**Your task**
Repeat the material below word for word and leave out all pictures.

**Data section**
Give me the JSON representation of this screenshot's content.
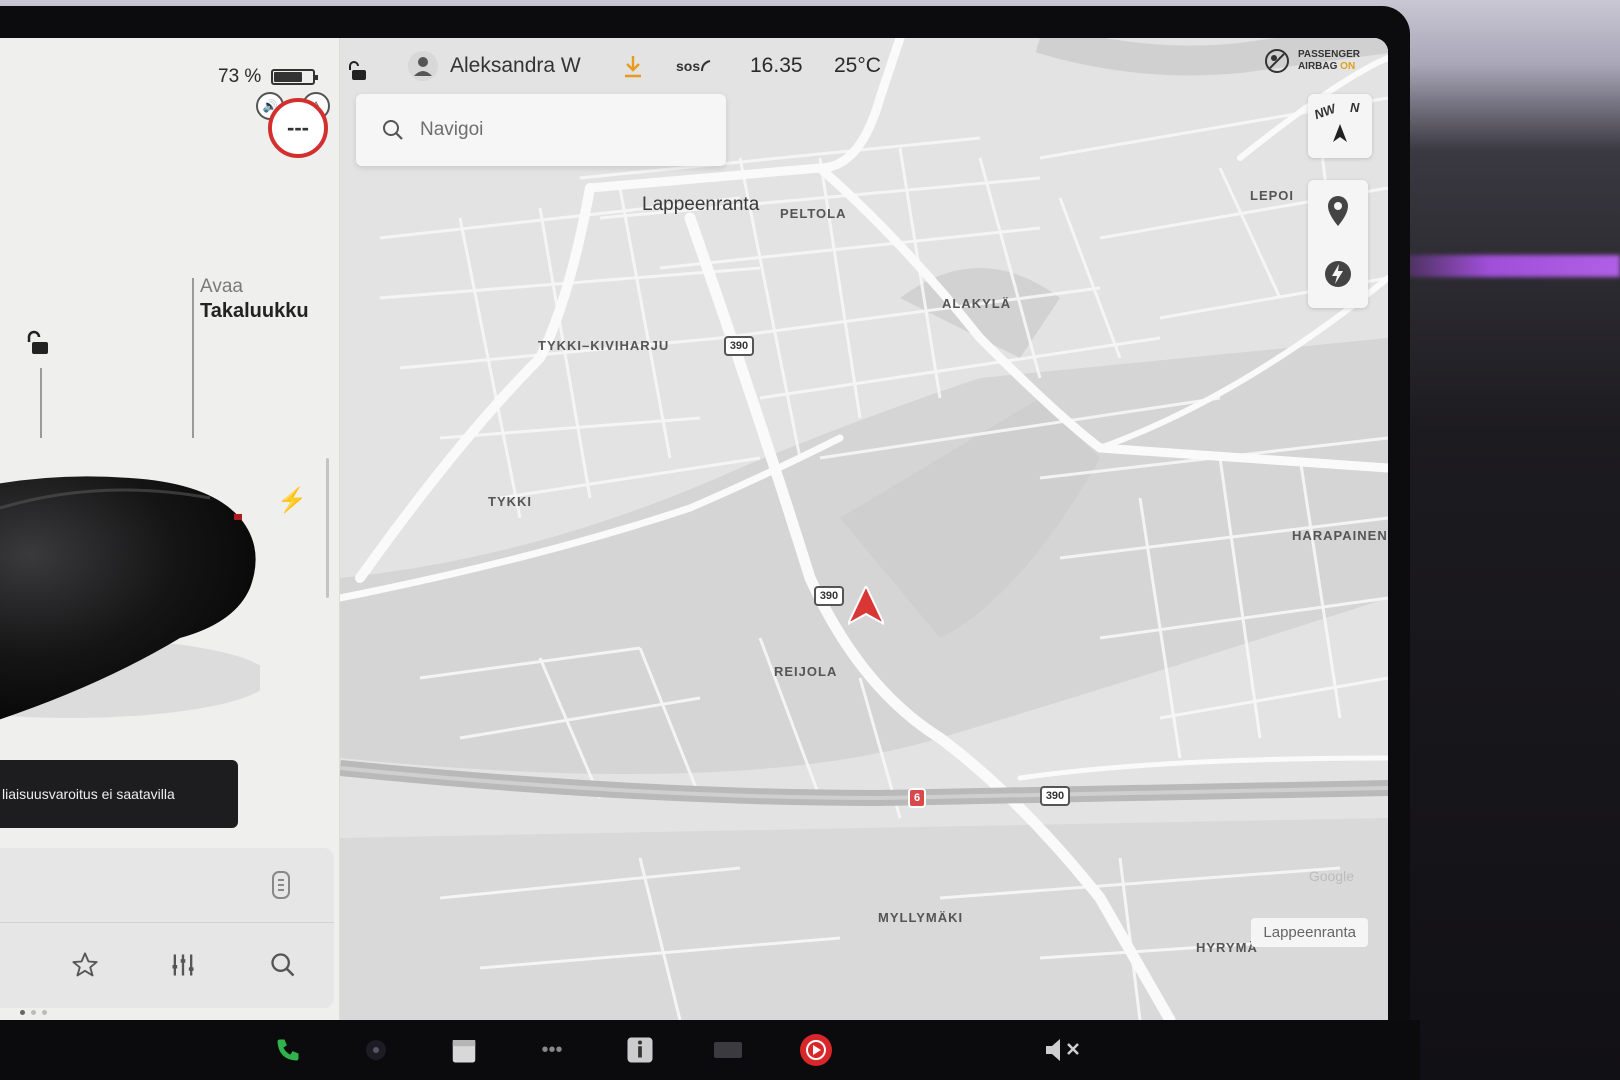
{
  "status_bar": {
    "battery_percent_label": "73 %",
    "battery_level": 0.73,
    "speed_limit_text": "---",
    "driver_name": "Aleksandra W",
    "sos_label": "sos",
    "time": "16.35",
    "temperature": "25°C",
    "airbag_line1": "PASSENGER",
    "airbag_line2": "AIRBAG",
    "airbag_state": "ON"
  },
  "car_panel": {
    "trunk_action": "Avaa",
    "trunk_label": "Takaluukku",
    "toast_text": "liaisuusvaroitus ei saatavilla"
  },
  "search": {
    "placeholder": "Navigoi"
  },
  "map": {
    "city_label": "Lappeenranta",
    "places": {
      "peltola": "PELTOLA",
      "alakyla": "ALAKYLÄ",
      "tykki_kiviharju": "TYKKI–KIVIHARJU",
      "tykki": "TYKKI",
      "lepoi": "LEPOI",
      "harapainen": "HARAPAINEN",
      "reijola": "REIJOLA",
      "myllymaki": "MYLLYMÄKI",
      "hyryma": "HYRYMÄ"
    },
    "road_390": "390",
    "road_6": "6",
    "compass_nw": "NW",
    "compass_n": "N",
    "attribution": "Google",
    "location_chip": "Lappeenranta"
  },
  "colors": {
    "accent_red": "#d93636",
    "airbag_on": "#e0a020",
    "download_orange": "#e89a1c",
    "phone_green": "#2fb34a"
  }
}
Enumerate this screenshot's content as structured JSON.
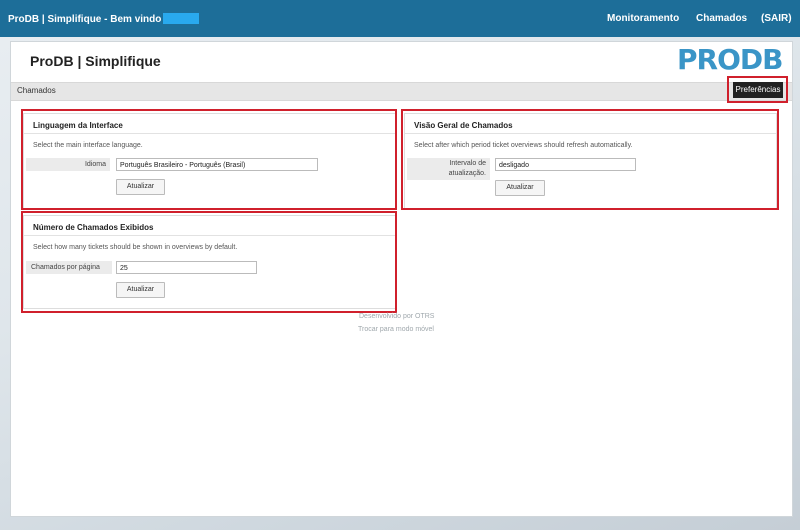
{
  "topbar": {
    "app_title": "ProDB | Simplifique - Bem vindo",
    "nav": {
      "monitoring": "Monitoramento",
      "tickets": "Chamados",
      "logout": "(SAIR)"
    }
  },
  "header": {
    "page_title": "ProDB | Simplifique",
    "logo_text": "PRODB"
  },
  "subnav": {
    "tickets_label": "Chamados",
    "preferences_button": "Preferências"
  },
  "language_box": {
    "title": "Linguagem da Interface",
    "description": "Select the main interface language.",
    "field_label": "Idioma",
    "field_value": "Português Brasileiro - Português (Brasil)",
    "button": "Atualizar"
  },
  "overview_box": {
    "title": "Visão Geral de Chamados",
    "description": "Select after which period ticket overviews should refresh automatically.",
    "field_label_line1": "Intervalo de",
    "field_label_line2": "atualização.",
    "field_value": "desligado",
    "button": "Atualizar"
  },
  "count_box": {
    "title": "Número de Chamados Exibidos",
    "description": "Select how many tickets should be shown in overviews by default.",
    "field_label": "Chamados por página",
    "field_value": "25",
    "button": "Atualizar"
  },
  "footer": {
    "powered_by": "Desenvolvido por OTRS",
    "mobile_mode": "Trocar para modo móvel"
  },
  "colors": {
    "topbar": "#1d6e99",
    "highlight": "#d0202c",
    "logo": "#3a95c7"
  }
}
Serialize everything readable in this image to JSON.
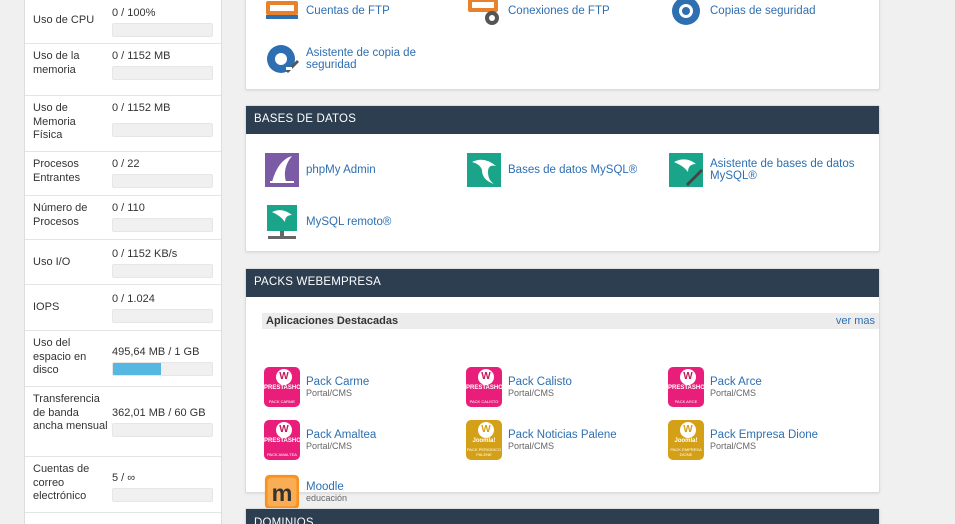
{
  "colors": {
    "header": "#2d3e50",
    "link": "#2e6fb1",
    "bar_fill": "#56b8e1",
    "pink": "#e91e7a",
    "gold": "#d4a017",
    "teal": "#1aa58a"
  },
  "stats": [
    {
      "label": "Uso de CPU",
      "value": "0 / 100%",
      "fill_pct": 0
    },
    {
      "label": "Uso de la memoria",
      "value": "0 / 1152 MB",
      "fill_pct": 0
    },
    {
      "label": "Uso de Memoria Física",
      "value": "0 / 1152 MB",
      "fill_pct": 0
    },
    {
      "label": "Procesos Entrantes",
      "value": "0 / 22",
      "fill_pct": 0
    },
    {
      "label": "Número de Procesos",
      "value": "0 / 110",
      "fill_pct": 0
    },
    {
      "label": "Uso I/O",
      "value": "0 / 1152 KB/s",
      "fill_pct": 0
    },
    {
      "label": "IOPS",
      "value": "0 / 1.024",
      "fill_pct": 0
    },
    {
      "label": "Uso del espacio en disco",
      "value": "495,64 MB / 1 GB",
      "fill_pct": 48
    },
    {
      "label": "Transferencia de banda ancha mensual",
      "value": "362,01 MB / 60 GB",
      "fill_pct": 0
    },
    {
      "label": "Cuentas de correo electrónico",
      "value": "5 / ∞",
      "fill_pct": 0
    }
  ],
  "files_panel": {
    "items": [
      {
        "label": "Cuentas de FTP",
        "icon": "ftp-accounts-icon"
      },
      {
        "label": "Conexiones de FTP",
        "icon": "ftp-connections-icon"
      },
      {
        "label": "Copias de seguridad",
        "icon": "backup-icon"
      },
      {
        "label": "Asistente de copia de seguridad",
        "icon": "backup-wizard-icon"
      }
    ]
  },
  "db_panel": {
    "title": "BASES DE DATOS",
    "items": [
      {
        "label": "phpMy Admin",
        "icon": "phpmyadmin-icon"
      },
      {
        "label": "Bases de datos MySQL®",
        "icon": "mysql-databases-icon"
      },
      {
        "label": "Asistente de bases de datos MySQL®",
        "icon": "mysql-wizard-icon"
      },
      {
        "label": "MySQL remoto®",
        "icon": "remote-mysql-icon"
      }
    ]
  },
  "packs_panel": {
    "title": "PACKS WEBEMPRESA",
    "apps_header": "Aplicaciones Destacadas",
    "more_link": "ver mas",
    "items": [
      {
        "label": "Pack Carme",
        "sub": "Portal/CMS",
        "icon": "prestashop-pack-icon",
        "badge": "PRESTASHOP",
        "badge_bottom": "PACK CARME"
      },
      {
        "label": "Pack Calisto",
        "sub": "Portal/CMS",
        "icon": "prestashop-pack-icon",
        "badge": "PRESTASHOP",
        "badge_bottom": "PACK CALISTO"
      },
      {
        "label": "Pack Arce",
        "sub": "Portal/CMS",
        "icon": "prestashop-pack-icon",
        "badge": "PRESTASHOP",
        "badge_bottom": "PACK ARCE"
      },
      {
        "label": "Pack Amaltea",
        "sub": "Portal/CMS",
        "icon": "prestashop-pack-icon",
        "badge": "PRESTASHOP",
        "badge_bottom": "PACK AMALTEA"
      },
      {
        "label": "Pack Noticias Palene",
        "sub": "Portal/CMS",
        "icon": "joomla-pack-icon",
        "badge": "Joomla!",
        "badge_bottom": "PACK PERIODICO PALENE"
      },
      {
        "label": "Pack Empresa Dione",
        "sub": "Portal/CMS",
        "icon": "joomla-pack-icon",
        "badge": "Joomla!",
        "badge_bottom": "PACK EMPRESA DIONE"
      },
      {
        "label": "Moodle",
        "sub": "educación",
        "icon": "moodle-icon"
      }
    ]
  },
  "domains_panel": {
    "title": "DOMINIOS"
  }
}
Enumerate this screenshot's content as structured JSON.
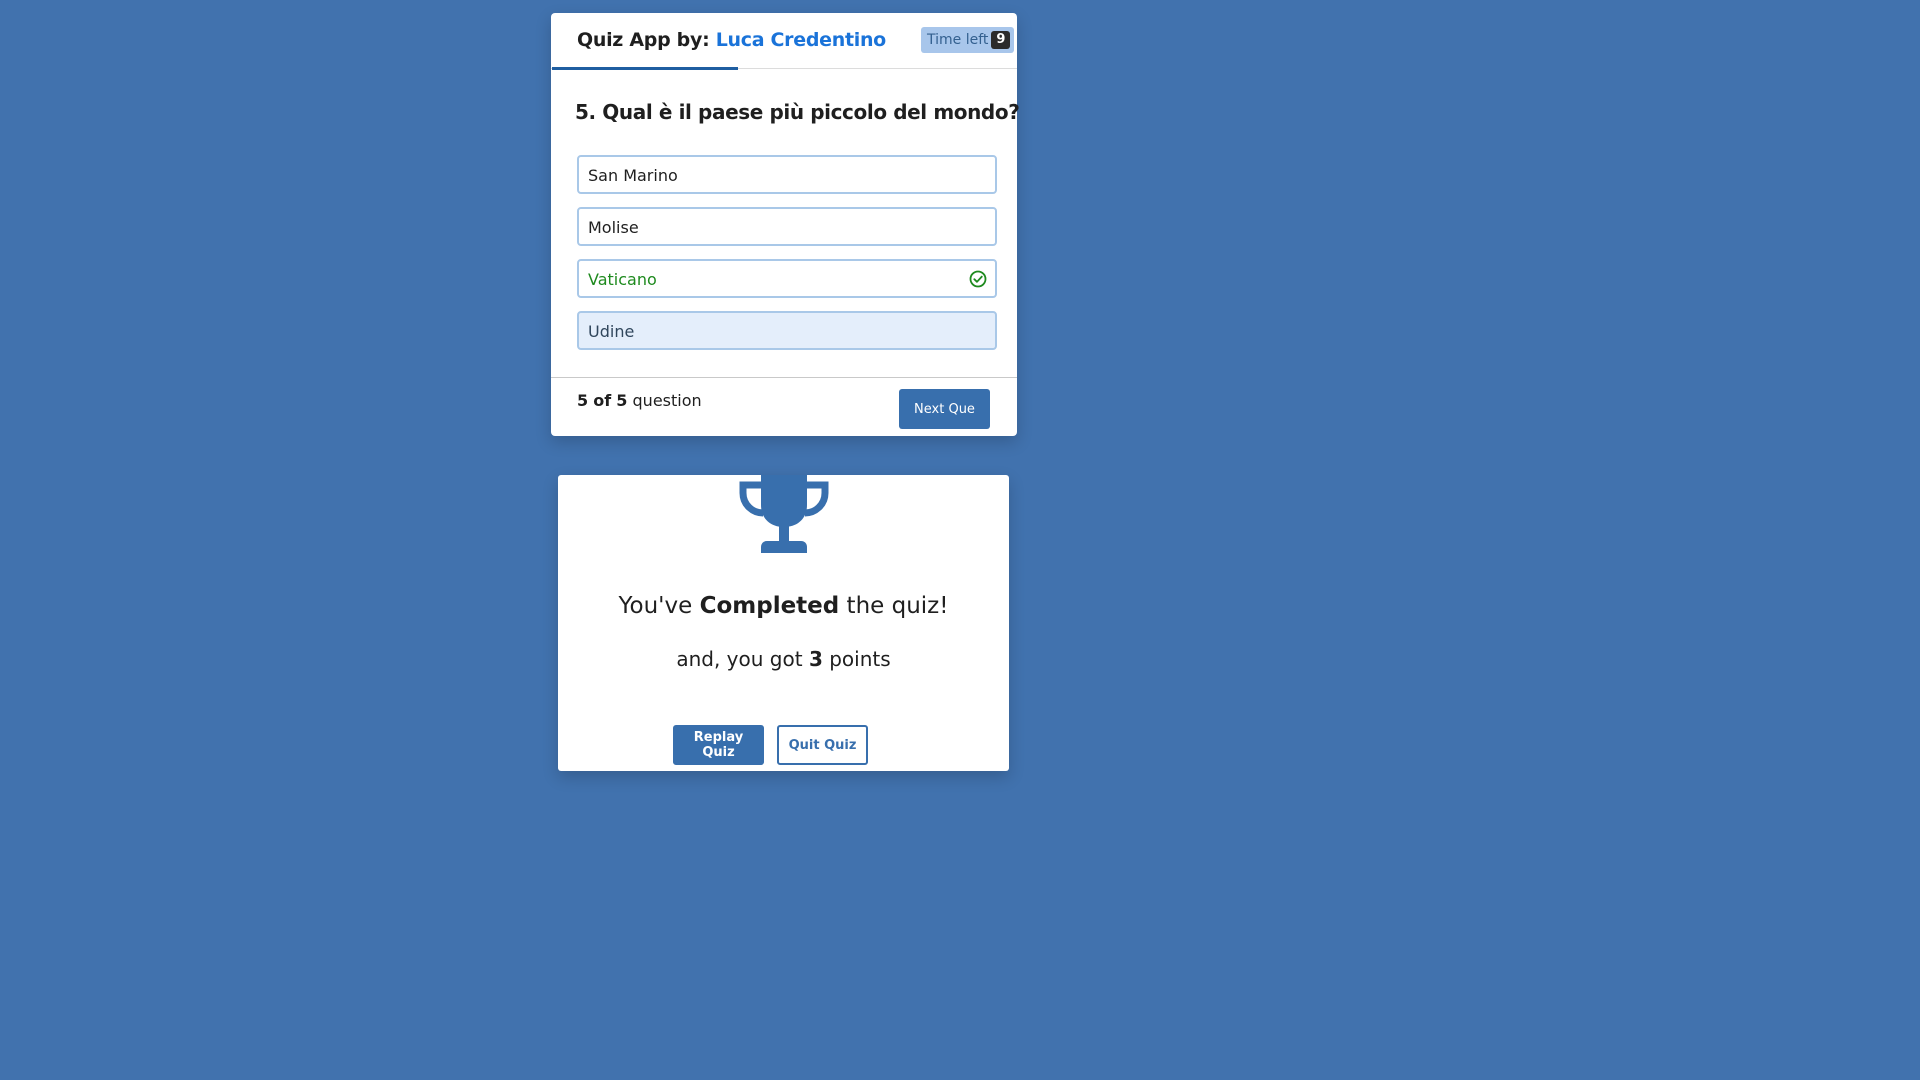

**Written response**
Give me the JSON representation of this screenshot's content.
{
  "status_bar": {
    "battery_percent_label": "73 %",
    "battery_level": 0.73,
    "speed_limit_text": "---",
    "driver_name": "Aleksandra W",
    "sos_label": "sos",
    "time": "16.35",
    "temperature": "25°C",
    "airbag_line1": "PASSENGER",
    "airbag_line2": "AIRBAG",
    "airbag_state": "ON"
  },
  "car_panel": {
    "trunk_action": "Avaa",
    "trunk_label": "Takaluukku",
    "toast_text": "liaisuusvaroitus ei saatavilla"
  },
  "search": {
    "placeholder": "Navigoi"
  },
  "map": {
    "city_label": "Lappeenranta",
    "places": {
      "peltola": "PELTOLA",
      "alakyla": "ALAKYLÄ",
      "tykki_kiviharju": "TYKKI–KIVIHARJU",
      "tykki": "TYKKI",
      "lepoi": "LEPOI",
      "harapainen": "HARAPAINEN",
      "reijola": "REIJOLA",
      "myllymaki": "MYLLYMÄKI",
      "hyryma": "HYRYMÄ"
    },
    "road_390": "390",
    "road_6": "6",
    "compass_nw": "NW",
    "compass_n": "N",
    "attribution": "Google",
    "location_chip": "Lappeenranta"
  },
  "colors": {
    "accent_red": "#d93636",
    "airbag_on": "#e0a020",
    "download_orange": "#e89a1c",
    "phone_green": "#2fb34a"
  }
}
Enumerate this screenshot's content as structured JSON.
{
  "topbar": {
    "app_title": "ProDB | Simplifique - Bem vindo",
    "nav": {
      "monitoring": "Monitoramento",
      "tickets": "Chamados",
      "logout": "(SAIR)"
    }
  },
  "header": {
    "page_title": "ProDB | Simplifique",
    "logo_text": "PRODB"
  },
  "subnav": {
    "tickets_label": "Chamados",
    "preferences_button": "Preferências"
  },
  "language_box": {
    "title": "Linguagem da Interface",
    "description": "Select the main interface language.",
    "field_label": "Idioma",
    "field_value": "Português Brasileiro - Português (Brasil)",
    "button": "Atualizar"
  },
  "overview_box": {
    "title": "Visão Geral de Chamados",
    "description": "Select after which period ticket overviews should refresh automatically.",
    "field_label_line1": "Intervalo de",
    "field_label_line2": "atualização.",
    "field_value": "desligado",
    "button": "Atualizar"
  },
  "count_box": {
    "title": "Número de Chamados Exibidos",
    "description": "Select how many tickets should be shown in overviews by default.",
    "field_label": "Chamados por página",
    "field_value": "25",
    "button": "Atualizar"
  },
  "footer": {
    "powered_by": "Desenvolvido por OTRS",
    "mobile_mode": "Trocar para modo móvel"
  },
  "colors": {
    "topbar": "#1d6e99",
    "highlight": "#d0202c",
    "logo": "#3a95c7"
  }
}
Serialize everything readable in this image to JSON.
{
  "colors": {
    "header": "#2d3e50",
    "link": "#2e6fb1",
    "bar_fill": "#56b8e1",
    "pink": "#e91e7a",
    "gold": "#d4a017",
    "teal": "#1aa58a"
  },
  "stats": [
    {
      "label": "Uso de CPU",
      "value": "0 / 100%",
      "fill_pct": 0
    },
    {
      "label": "Uso de la memoria",
      "value": "0 / 1152 MB",
      "fill_pct": 0
    },
    {
      "label": "Uso de Memoria Física",
      "value": "0 / 1152 MB",
      "fill_pct": 0
    },
    {
      "label": "Procesos Entrantes",
      "value": "0 / 22",
      "fill_pct": 0
    },
    {
      "label": "Número de Procesos",
      "value": "0 / 110",
      "fill_pct": 0
    },
    {
      "label": "Uso I/O",
      "value": "0 / 1152 KB/s",
      "fill_pct": 0
    },
    {
      "label": "IOPS",
      "value": "0 / 1.024",
      "fill_pct": 0
    },
    {
      "label": "Uso del espacio en disco",
      "value": "495,64 MB / 1 GB",
      "fill_pct": 48
    },
    {
      "label": "Transferencia de banda ancha mensual",
      "value": "362,01 MB / 60 GB",
      "fill_pct": 0
    },
    {
      "label": "Cuentas de correo electrónico",
      "value": "5 / ∞",
      "fill_pct": 0
    }
  ],
  "files_panel": {
    "items": [
      {
        "label": "Cuentas de FTP",
        "icon": "ftp-accounts-icon"
      },
      {
        "label": "Conexiones de FTP",
        "icon": "ftp-connections-icon"
      },
      {
        "label": "Copias de seguridad",
        "icon": "backup-icon"
      },
      {
        "label": "Asistente de copia de seguridad",
        "icon": "backup-wizard-icon"
      }
    ]
  },
  "db_panel": {
    "title": "BASES DE DATOS",
    "items": [
      {
        "label": "phpMy Admin",
        "icon": "phpmyadmin-icon"
      },
      {
        "label": "Bases de datos MySQL®",
        "icon": "mysql-databases-icon"
      },
      {
        "label": "Asistente de bases de datos MySQL®",
        "icon": "mysql-wizard-icon"
      },
      {
        "label": "MySQL remoto®",
        "icon": "remote-mysql-icon"
      }
    ]
  },
  "packs_panel": {
    "title": "PACKS WEBEMPRESA",
    "apps_header": "Aplicaciones Destacadas",
    "more_link": "ver mas",
    "items": [
      {
        "label": "Pack Carme",
        "sub": "Portal/CMS",
        "icon": "prestashop-pack-icon",
        "badge": "PRESTASHOP",
        "badge_bottom": "PACK CARME"
      },
      {
        "label": "Pack Calisto",
        "sub": "Portal/CMS",
        "icon": "prestashop-pack-icon",
        "badge": "PRESTASHOP",
        "badge_bottom": "PACK CALISTO"
      },
      {
        "label": "Pack Arce",
        "sub": "Portal/CMS",
        "icon": "prestashop-pack-icon",
        "badge": "PRESTASHOP",
        "badge_bottom": "PACK ARCE"
      },
      {
        "label": "Pack Amaltea",
        "sub": "Portal/CMS",
        "icon": "prestashop-pack-icon",
        "badge": "PRESTASHOP",
        "badge_bottom": "PACK AMALTEA"
      },
      {
        "label": "Pack Noticias Palene",
        "sub": "Portal/CMS",
        "icon": "joomla-pack-icon",
        "badge": "Joomla!",
        "badge_bottom": "PACK PERIODICO PALENE"
      },
      {
        "label": "Pack Empresa Dione",
        "sub": "Portal/CMS",
        "icon": "joomla-pack-icon",
        "badge": "Joomla!",
        "badge_bottom": "PACK EMPRESA DIONE"
      },
      {
        "label": "Moodle",
        "sub": "educación",
        "icon": "moodle-icon"
      }
    ]
  },
  "domains_panel": {
    "title": "DOMINIOS"
  }
}
Enumerate this screenshot's content as structured JSON.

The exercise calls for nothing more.